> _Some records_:
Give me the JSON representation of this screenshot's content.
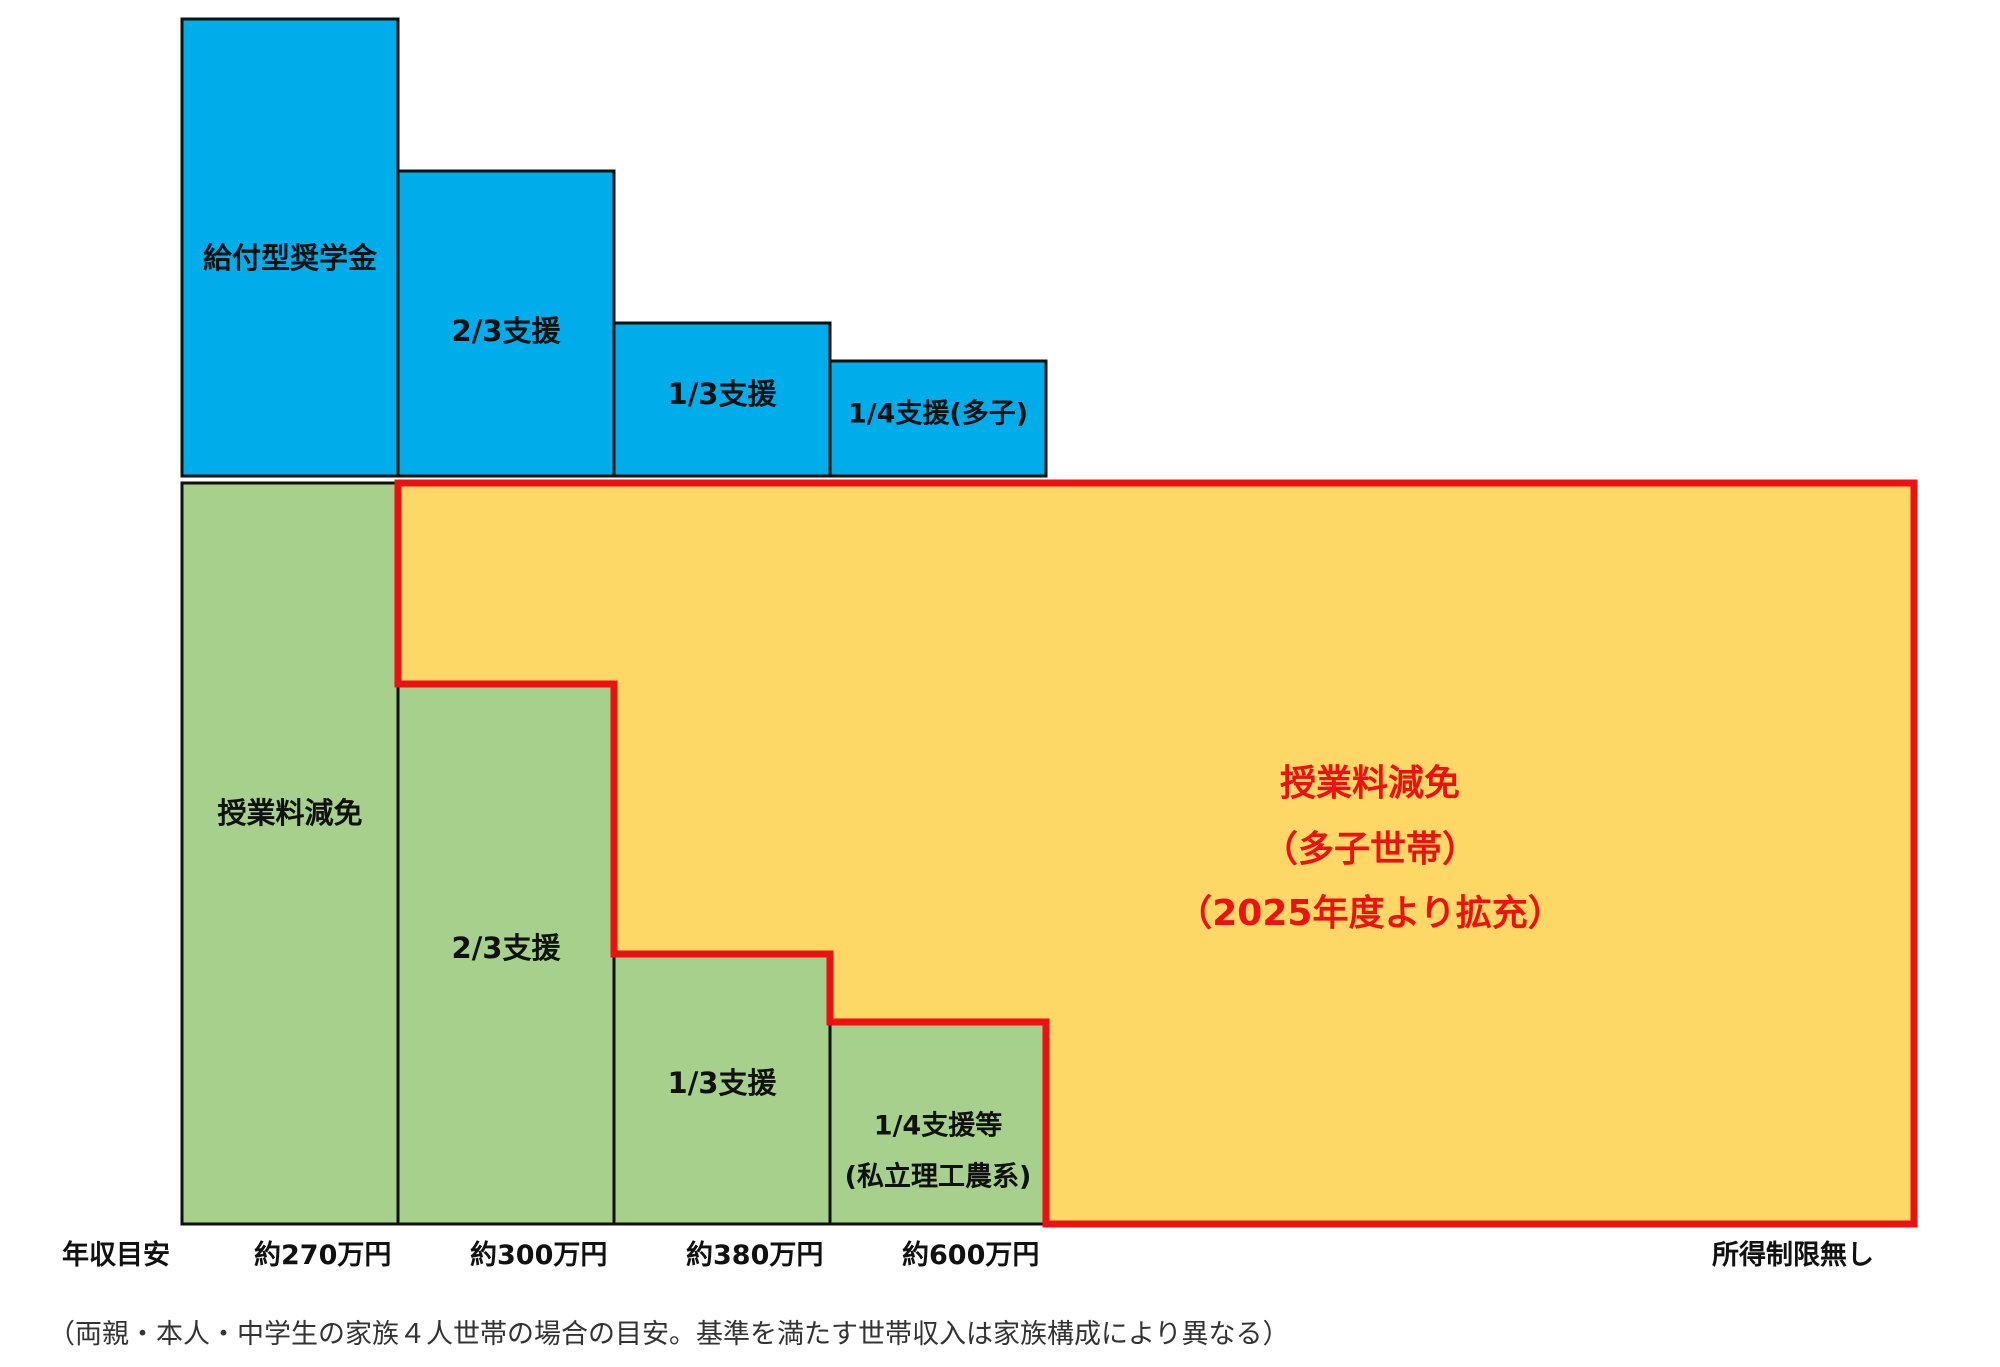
{
  "colors": {
    "scholarship_blue": "#00adeb",
    "tuition_green": "#a7d08c",
    "expansion_yellow": "#fdd867",
    "expansion_border_red": "#ee1111",
    "expansion_text_red": "#ee1111",
    "outline_black": "#111111"
  },
  "scholarship_tiers": [
    {
      "label": "給付型奨学金"
    },
    {
      "label": "2/3支援"
    },
    {
      "label": "1/3支援"
    },
    {
      "label": "1/4支援(多子)"
    }
  ],
  "tuition_tiers": [
    {
      "label": "授業料減免"
    },
    {
      "label": "2/3支援"
    },
    {
      "label": "1/3支援"
    },
    {
      "label_line1": "1/4支援等",
      "label_line2": "(私立理工農系)"
    }
  ],
  "expansion": {
    "line1": "授業料減免",
    "line2": "（多子世帯）",
    "line3": "（2025年度より拡充）"
  },
  "income_axis": {
    "title": "年収目安",
    "thresholds": [
      "約270万円",
      "約300万円",
      "約380万円",
      "約600万円",
      "所得制限無し"
    ]
  },
  "footnote": "（両親・本人・中学生の家族４人世帯の場合の目安。基準を満たす世帯収入は家族構成により異なる）"
}
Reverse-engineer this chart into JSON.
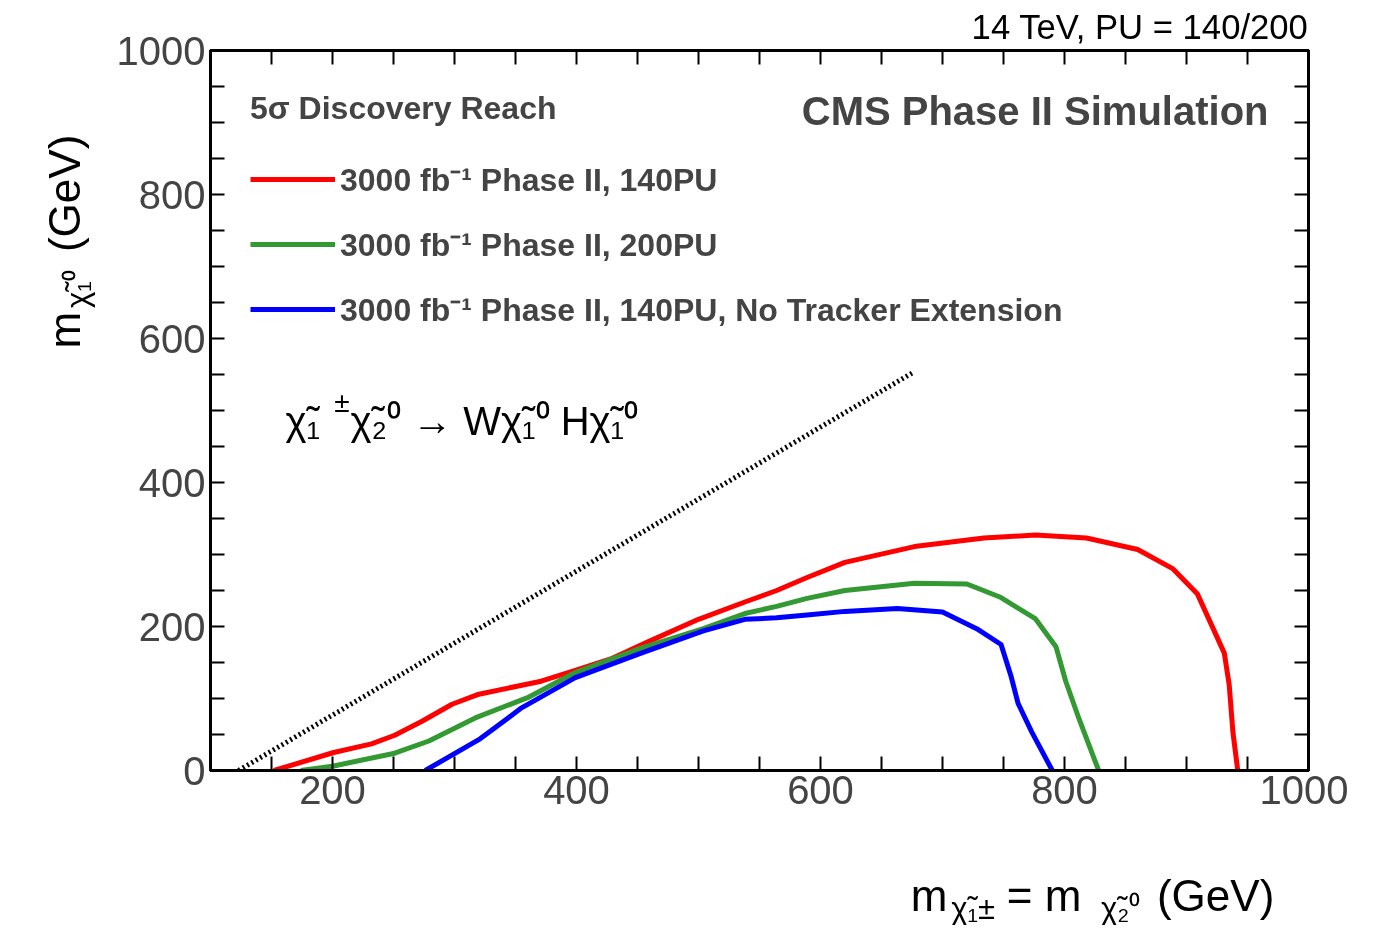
{
  "chart_data": {
    "type": "line",
    "title": "CMS Phase II Simulation",
    "xlabel": "m$_{χ̃₁±}$ = m$_{χ̃₂⁰}$ (GeV)",
    "ylabel": "m$_{χ̃₁⁰}$ (GeV)",
    "legend_title": "5σ Discovery Reach",
    "annotations": [
      "14 TeV, PU = 140/200",
      "χ̃₁$^{±}$χ̃₂⁰ → Wχ̃₁⁰ Hχ̃₁⁰"
    ],
    "xlim": [
      100,
      1000
    ],
    "ylim": [
      0,
      1000
    ],
    "xticks": [
      {
        "value": 150,
        "label": null
      },
      200,
      {
        "value": 250,
        "label": null
      },
      {
        "value": 300,
        "label": null
      },
      {
        "value": 350,
        "label": null
      },
      400,
      {
        "value": 450,
        "label": null
      },
      {
        "value": 500,
        "label": null
      },
      {
        "value": 550,
        "label": null
      },
      600,
      {
        "value": 650,
        "label": null
      },
      {
        "value": 700,
        "label": null
      },
      {
        "value": 750,
        "label": null
      },
      800,
      {
        "value": 850,
        "label": null
      },
      {
        "value": 900,
        "label": null
      },
      {
        "value": 950,
        "label": null
      },
      1000
    ],
    "yticks": [
      0,
      {
        "value": 50,
        "label": null
      },
      {
        "value": 100,
        "label": null
      },
      {
        "value": 150,
        "label": null
      },
      200,
      {
        "value": 250,
        "label": null
      },
      {
        "value": 300,
        "label": null
      },
      {
        "value": 350,
        "label": null
      },
      400,
      {
        "value": 450,
        "label": null
      },
      {
        "value": 500,
        "label": null
      },
      {
        "value": 550,
        "label": null
      },
      600,
      {
        "value": 650,
        "label": null
      },
      {
        "value": 700,
        "label": null
      },
      {
        "value": 750,
        "label": null
      },
      800,
      {
        "value": 850,
        "label": null
      },
      {
        "value": 900,
        "label": null
      },
      {
        "value": 950,
        "label": null
      },
      1000
    ],
    "grid": false,
    "legend": "top left",
    "marker": "none",
    "series": [
      {
        "name": "3000 fb⁻¹ Phase II, 140PU",
        "color": "#ff0000",
        "line_style": "solid",
        "x": [
          152,
          201,
          232,
          251,
          273,
          298,
          320,
          371,
          399,
          428,
          459,
          500,
          538,
          564,
          589,
          620,
          677,
          734,
          776,
          818,
          860,
          889,
          909,
          931,
          935,
          938,
          942
        ],
        "values": [
          0,
          25,
          37,
          49,
          68,
          92,
          106,
          124,
          139,
          155,
          179,
          210,
          234,
          250,
          268,
          289,
          311,
          323,
          327,
          323,
          307,
          280,
          245,
          163,
          119,
          54,
          0
        ]
      },
      {
        "name": "3000 fb⁻¹ Phase II, 200PU",
        "color": "#339933",
        "line_style": "solid",
        "x": [
          174,
          200,
          251,
          279,
          317,
          361,
          399,
          453,
          504,
          538,
          564,
          589,
          620,
          677,
          720,
          747,
          776,
          793,
          801,
          811,
          828
        ],
        "values": [
          0,
          6,
          24,
          41,
          73,
          102,
          136,
          170,
          197,
          218,
          228,
          239,
          250,
          260,
          259,
          241,
          211,
          172,
          124,
          76,
          0
        ]
      },
      {
        "name": "3000 fb⁻¹ Phase II, 140PU, No Tracker Extension",
        "color": "#0000ff",
        "line_style": "solid",
        "x": [
          276,
          321,
          355,
          399,
          453,
          504,
          538,
          564,
          589,
          620,
          663,
          700,
          728,
          748,
          756,
          762,
          773,
          790
        ],
        "values": [
          0,
          44,
          87,
          129,
          163,
          194,
          210,
          212,
          216,
          221,
          225,
          220,
          197,
          175,
          132,
          93,
          54,
          0
        ]
      },
      {
        "color": "#000000",
        "line_style": "dotted",
        "x": [
          123,
          675
        ],
        "values": [
          0,
          552
        ]
      }
    ]
  }
}
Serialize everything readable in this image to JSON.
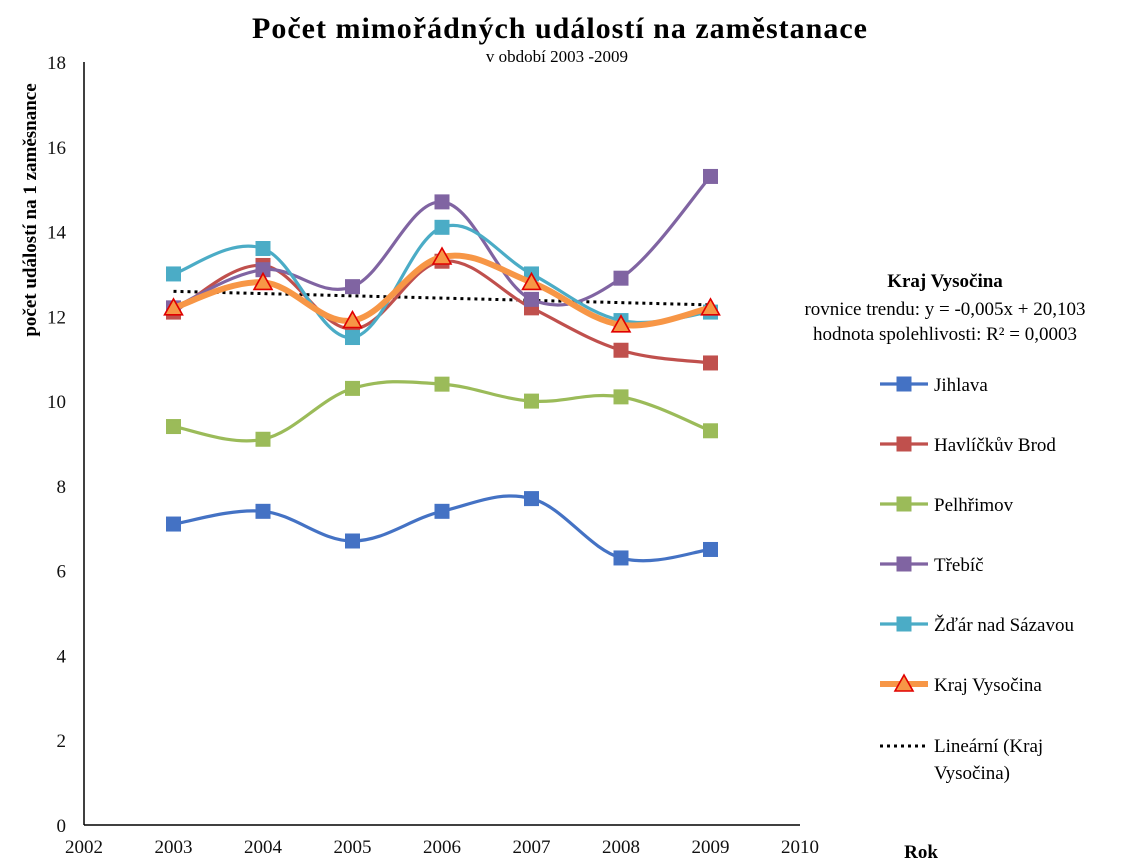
{
  "chart_data": {
    "type": "line",
    "title": "Počet mimořádných událostí na zaměstanace",
    "subtitle": "v období 2003 -2009",
    "xlabel": "Rok",
    "ylabel": "počet událostí na 1 zaměsnance",
    "xlim": [
      2002,
      2010
    ],
    "ylim": [
      0,
      18
    ],
    "x_ticks": [
      "2002",
      "2003",
      "2004",
      "2005",
      "2006",
      "2007",
      "2008",
      "2009",
      "2010"
    ],
    "y_ticks": [
      "0",
      "2",
      "4",
      "6",
      "8",
      "10",
      "12",
      "14",
      "16",
      "18"
    ],
    "x": [
      2003,
      2004,
      2005,
      2006,
      2007,
      2008,
      2009
    ],
    "grid": false,
    "legend_position": "right",
    "series": [
      {
        "name": "Jihlava",
        "color": "#4472C4",
        "marker": "square",
        "values": [
          7.1,
          7.4,
          6.7,
          7.4,
          7.7,
          6.3,
          6.5
        ]
      },
      {
        "name": "Havlíčkův Brod",
        "color": "#C0504D",
        "marker": "square",
        "values": [
          12.1,
          13.2,
          11.7,
          13.3,
          12.2,
          11.2,
          10.9
        ]
      },
      {
        "name": "Pelhřimov",
        "color": "#9BBB59",
        "marker": "square",
        "values": [
          9.4,
          9.1,
          10.3,
          10.4,
          10.0,
          10.1,
          9.3
        ]
      },
      {
        "name": "Třebíč",
        "color": "#8064A2",
        "marker": "square",
        "values": [
          12.2,
          13.1,
          12.7,
          14.7,
          12.4,
          12.9,
          15.3
        ]
      },
      {
        "name": "Žďár nad Sázavou",
        "color": "#4BACC6",
        "marker": "square",
        "values": [
          13.0,
          13.6,
          11.5,
          14.1,
          13.0,
          11.9,
          12.1
        ]
      },
      {
        "name": "Kraj Vysočina",
        "color": "#F79646",
        "marker": "triangle",
        "values": [
          12.2,
          12.8,
          11.9,
          13.4,
          12.8,
          11.8,
          12.2
        ]
      }
    ],
    "trendline": {
      "name": "Lineární (Kraj Vysočina)",
      "label_line1": "Lineární (Kraj",
      "label_line2": "Vysočina)",
      "color": "#000000",
      "x_range": [
        2003,
        2009
      ],
      "y_values": [
        12.59,
        12.27
      ]
    },
    "annotation": {
      "title": "Kraj Vysočina",
      "line1": "rovnice trendu: y = -0,005x  + 20,103",
      "line2": "hodnota spolehlivosti:  R² = 0,0003"
    }
  }
}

> _WRITTEN PROBLEM_: Tally the lines of the data that hold the string "Phase". Answer with the number and nothing more.

> _THE SOLUTION_: 4